> [Problem to work on]
Your task is to repeat the listing exactly.

> [Data lines]

____________

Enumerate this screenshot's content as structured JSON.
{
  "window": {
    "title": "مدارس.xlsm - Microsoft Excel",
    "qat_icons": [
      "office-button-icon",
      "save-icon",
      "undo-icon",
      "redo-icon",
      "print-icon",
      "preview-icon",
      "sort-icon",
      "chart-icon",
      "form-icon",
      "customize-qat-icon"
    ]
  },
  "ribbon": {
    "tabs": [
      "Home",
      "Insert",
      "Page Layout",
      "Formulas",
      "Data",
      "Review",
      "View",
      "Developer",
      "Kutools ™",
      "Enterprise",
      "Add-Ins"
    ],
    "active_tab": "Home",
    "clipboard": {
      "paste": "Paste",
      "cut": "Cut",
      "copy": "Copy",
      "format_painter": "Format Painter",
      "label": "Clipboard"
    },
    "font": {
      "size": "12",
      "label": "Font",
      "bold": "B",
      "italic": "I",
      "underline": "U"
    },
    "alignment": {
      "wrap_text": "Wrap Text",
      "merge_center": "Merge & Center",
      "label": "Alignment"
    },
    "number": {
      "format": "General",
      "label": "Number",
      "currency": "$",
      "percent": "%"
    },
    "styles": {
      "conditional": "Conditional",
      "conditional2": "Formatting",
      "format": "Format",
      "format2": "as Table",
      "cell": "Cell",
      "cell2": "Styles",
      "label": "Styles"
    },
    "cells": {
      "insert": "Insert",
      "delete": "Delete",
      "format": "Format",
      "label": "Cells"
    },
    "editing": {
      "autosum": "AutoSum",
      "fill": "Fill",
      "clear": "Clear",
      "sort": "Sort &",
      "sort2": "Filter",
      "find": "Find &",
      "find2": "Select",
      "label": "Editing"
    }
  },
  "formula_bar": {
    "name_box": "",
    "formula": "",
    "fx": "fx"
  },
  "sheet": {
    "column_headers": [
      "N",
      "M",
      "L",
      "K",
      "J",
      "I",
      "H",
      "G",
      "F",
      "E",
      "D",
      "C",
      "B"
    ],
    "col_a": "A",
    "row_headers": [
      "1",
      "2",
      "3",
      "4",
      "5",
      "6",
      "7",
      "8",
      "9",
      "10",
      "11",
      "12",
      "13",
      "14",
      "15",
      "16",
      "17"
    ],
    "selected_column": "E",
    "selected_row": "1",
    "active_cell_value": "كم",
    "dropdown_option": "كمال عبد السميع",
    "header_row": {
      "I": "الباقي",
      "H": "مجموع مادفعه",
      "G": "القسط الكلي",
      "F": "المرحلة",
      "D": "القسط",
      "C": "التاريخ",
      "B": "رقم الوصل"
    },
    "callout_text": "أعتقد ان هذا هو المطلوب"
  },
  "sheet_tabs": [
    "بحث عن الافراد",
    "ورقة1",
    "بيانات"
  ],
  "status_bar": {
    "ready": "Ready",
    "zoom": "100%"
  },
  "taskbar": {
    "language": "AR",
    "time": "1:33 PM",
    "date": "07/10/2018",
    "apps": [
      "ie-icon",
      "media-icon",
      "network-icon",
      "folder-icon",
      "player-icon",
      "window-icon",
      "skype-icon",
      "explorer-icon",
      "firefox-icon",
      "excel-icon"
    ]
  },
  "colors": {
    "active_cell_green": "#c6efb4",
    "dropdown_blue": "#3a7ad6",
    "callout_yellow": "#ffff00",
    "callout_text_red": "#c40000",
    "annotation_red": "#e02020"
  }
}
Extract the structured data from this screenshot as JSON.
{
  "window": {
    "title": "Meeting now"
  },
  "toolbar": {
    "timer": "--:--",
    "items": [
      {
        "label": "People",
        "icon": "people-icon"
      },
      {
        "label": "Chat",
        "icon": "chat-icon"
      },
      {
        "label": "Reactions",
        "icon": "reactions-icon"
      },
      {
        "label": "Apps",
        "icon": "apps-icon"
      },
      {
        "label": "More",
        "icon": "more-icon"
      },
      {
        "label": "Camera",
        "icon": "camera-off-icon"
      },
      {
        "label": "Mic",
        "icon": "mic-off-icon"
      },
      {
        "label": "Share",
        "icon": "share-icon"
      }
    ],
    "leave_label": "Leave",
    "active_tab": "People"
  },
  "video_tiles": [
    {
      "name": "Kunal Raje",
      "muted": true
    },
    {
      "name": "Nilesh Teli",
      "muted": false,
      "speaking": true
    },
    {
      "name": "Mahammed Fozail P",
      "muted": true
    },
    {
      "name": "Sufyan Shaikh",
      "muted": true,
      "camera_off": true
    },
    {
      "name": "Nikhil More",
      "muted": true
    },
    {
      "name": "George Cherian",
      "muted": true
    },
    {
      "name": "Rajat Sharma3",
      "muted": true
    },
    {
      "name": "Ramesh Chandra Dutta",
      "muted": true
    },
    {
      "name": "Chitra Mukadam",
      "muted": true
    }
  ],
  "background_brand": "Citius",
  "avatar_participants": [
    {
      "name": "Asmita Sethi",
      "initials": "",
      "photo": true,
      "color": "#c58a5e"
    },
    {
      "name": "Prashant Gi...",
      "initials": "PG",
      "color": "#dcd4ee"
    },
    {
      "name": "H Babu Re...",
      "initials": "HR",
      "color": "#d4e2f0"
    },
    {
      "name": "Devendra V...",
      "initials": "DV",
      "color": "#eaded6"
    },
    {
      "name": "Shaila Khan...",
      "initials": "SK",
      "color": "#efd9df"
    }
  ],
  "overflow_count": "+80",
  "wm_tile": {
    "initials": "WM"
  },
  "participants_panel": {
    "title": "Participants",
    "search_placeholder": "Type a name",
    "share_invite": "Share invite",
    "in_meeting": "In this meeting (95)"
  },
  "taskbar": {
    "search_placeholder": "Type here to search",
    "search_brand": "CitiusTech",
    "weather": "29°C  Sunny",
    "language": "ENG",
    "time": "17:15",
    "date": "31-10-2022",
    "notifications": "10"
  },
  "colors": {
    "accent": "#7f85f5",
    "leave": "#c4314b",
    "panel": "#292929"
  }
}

____________

> [Output of the task]
Enumerate this screenshot's content as structured JSON.
{
  "window": {
    "title": "مدارس.xlsm - Microsoft Excel",
    "qat_icons": [
      "office-button-icon",
      "save-icon",
      "undo-icon",
      "redo-icon",
      "print-icon",
      "preview-icon",
      "sort-icon",
      "chart-icon",
      "form-icon",
      "customize-qat-icon"
    ]
  },
  "ribbon": {
    "tabs": [
      "Home",
      "Insert",
      "Page Layout",
      "Formulas",
      "Data",
      "Review",
      "View",
      "Developer",
      "Kutools ™",
      "Enterprise",
      "Add-Ins"
    ],
    "active_tab": "Home",
    "clipboard": {
      "paste": "Paste",
      "cut": "Cut",
      "copy": "Copy",
      "format_painter": "Format Painter",
      "label": "Clipboard"
    },
    "font": {
      "size": "12",
      "label": "Font",
      "bold": "B",
      "italic": "I",
      "underline": "U"
    },
    "alignment": {
      "wrap_text": "Wrap Text",
      "merge_center": "Merge & Center",
      "label": "Alignment"
    },
    "number": {
      "format": "General",
      "label": "Number",
      "currency": "$",
      "percent": "%"
    },
    "styles": {
      "conditional": "Conditional",
      "conditional2": "Formatting",
      "format": "Format",
      "format2": "as Table",
      "cell": "Cell",
      "cell2": "Styles",
      "label": "Styles"
    },
    "cells": {
      "insert": "Insert",
      "delete": "Delete",
      "format": "Format",
      "label": "Cells"
    },
    "editing": {
      "autosum": "AutoSum",
      "fill": "Fill",
      "clear": "Clear",
      "sort": "Sort &",
      "sort2": "Filter",
      "find": "Find &",
      "find2": "Select",
      "label": "Editing"
    }
  },
  "formula_bar": {
    "name_box": "",
    "formula": "",
    "fx": "fx"
  },
  "sheet": {
    "column_headers": [
      "N",
      "M",
      "L",
      "K",
      "J",
      "I",
      "H",
      "G",
      "F",
      "E",
      "D",
      "C",
      "B"
    ],
    "col_a": "A",
    "row_headers": [
      "1",
      "2",
      "3",
      "4",
      "5",
      "6",
      "7",
      "8",
      "9",
      "10",
      "11",
      "12",
      "13",
      "14",
      "15",
      "16",
      "17"
    ],
    "selected_column": "E",
    "selected_row": "1",
    "active_cell_value": "كم",
    "dropdown_option": "كمال عبد السميع",
    "header_row": {
      "I": "الباقي",
      "H": "مجموع مادفعه",
      "G": "القسط الكلي",
      "F": "المرحلة",
      "D": "القسط",
      "C": "التاريخ",
      "B": "رقم الوصل"
    },
    "callout_text": "أعتقد ان هذا هو المطلوب"
  },
  "sheet_tabs": [
    "بحث عن الافراد",
    "ورقة1",
    "بيانات"
  ],
  "status_bar": {
    "ready": "Ready",
    "zoom": "100%"
  },
  "taskbar": {
    "language": "AR",
    "time": "1:33 PM",
    "date": "07/10/2018",
    "apps": [
      "ie-icon",
      "media-icon",
      "network-icon",
      "folder-icon",
      "player-icon",
      "window-icon",
      "skype-icon",
      "explorer-icon",
      "firefox-icon",
      "excel-icon"
    ]
  },
  "colors": {
    "active_cell_green": "#c6efb4",
    "dropdown_blue": "#3a7ad6",
    "callout_yellow": "#ffff00",
    "callout_text_red": "#c40000",
    "annotation_red": "#e02020"
  }
}
Extract the structured data from this screenshot as JSON.
{
  "window": {
    "title": "Meeting now"
  },
  "toolbar": {
    "timer": "--:--",
    "items": [
      {
        "label": "People",
        "icon": "people-icon"
      },
      {
        "label": "Chat",
        "icon": "chat-icon"
      },
      {
        "label": "Reactions",
        "icon": "reactions-icon"
      },
      {
        "label": "Apps",
        "icon": "apps-icon"
      },
      {
        "label": "More",
        "icon": "more-icon"
      },
      {
        "label": "Camera",
        "icon": "camera-off-icon"
      },
      {
        "label": "Mic",
        "icon": "mic-off-icon"
      },
      {
        "label": "Share",
        "icon": "share-icon"
      }
    ],
    "leave_label": "Leave",
    "active_tab": "People"
  },
  "video_tiles": [
    {
      "name": "Kunal Raje",
      "muted": true
    },
    {
      "name": "Nilesh Teli",
      "muted": false,
      "speaking": true
    },
    {
      "name": "Mahammed Fozail P",
      "muted": true
    },
    {
      "name": "Sufyan Shaikh",
      "muted": true,
      "camera_off": true
    },
    {
      "name": "Nikhil More",
      "muted": true
    },
    {
      "name": "George Cherian",
      "muted": true
    },
    {
      "name": "Rajat Sharma3",
      "muted": true
    },
    {
      "name": "Ramesh Chandra Dutta",
      "muted": true
    },
    {
      "name": "Chitra Mukadam",
      "muted": true
    }
  ],
  "background_brand": "Citius",
  "avatar_participants": [
    {
      "name": "Asmita Sethi",
      "initials": "",
      "photo": true,
      "color": "#c58a5e"
    },
    {
      "name": "Prashant Gi...",
      "initials": "PG",
      "color": "#dcd4ee"
    },
    {
      "name": "H Babu Re...",
      "initials": "HR",
      "color": "#d4e2f0"
    },
    {
      "name": "Devendra V...",
      "initials": "DV",
      "color": "#eaded6"
    },
    {
      "name": "Shaila Khan...",
      "initials": "SK",
      "color": "#efd9df"
    }
  ],
  "overflow_count": "+80",
  "wm_tile": {
    "initials": "WM"
  },
  "participants_panel": {
    "title": "Participants",
    "search_placeholder": "Type a name",
    "share_invite": "Share invite",
    "in_meeting": "In this meeting (95)"
  },
  "taskbar": {
    "search_placeholder": "Type here to search",
    "search_brand": "CitiusTech",
    "weather": "29°C  Sunny",
    "language": "ENG",
    "time": "17:15",
    "date": "31-10-2022",
    "notifications": "10"
  },
  "colors": {
    "accent": "#7f85f5",
    "leave": "#c4314b",
    "panel": "#292929"
  }
}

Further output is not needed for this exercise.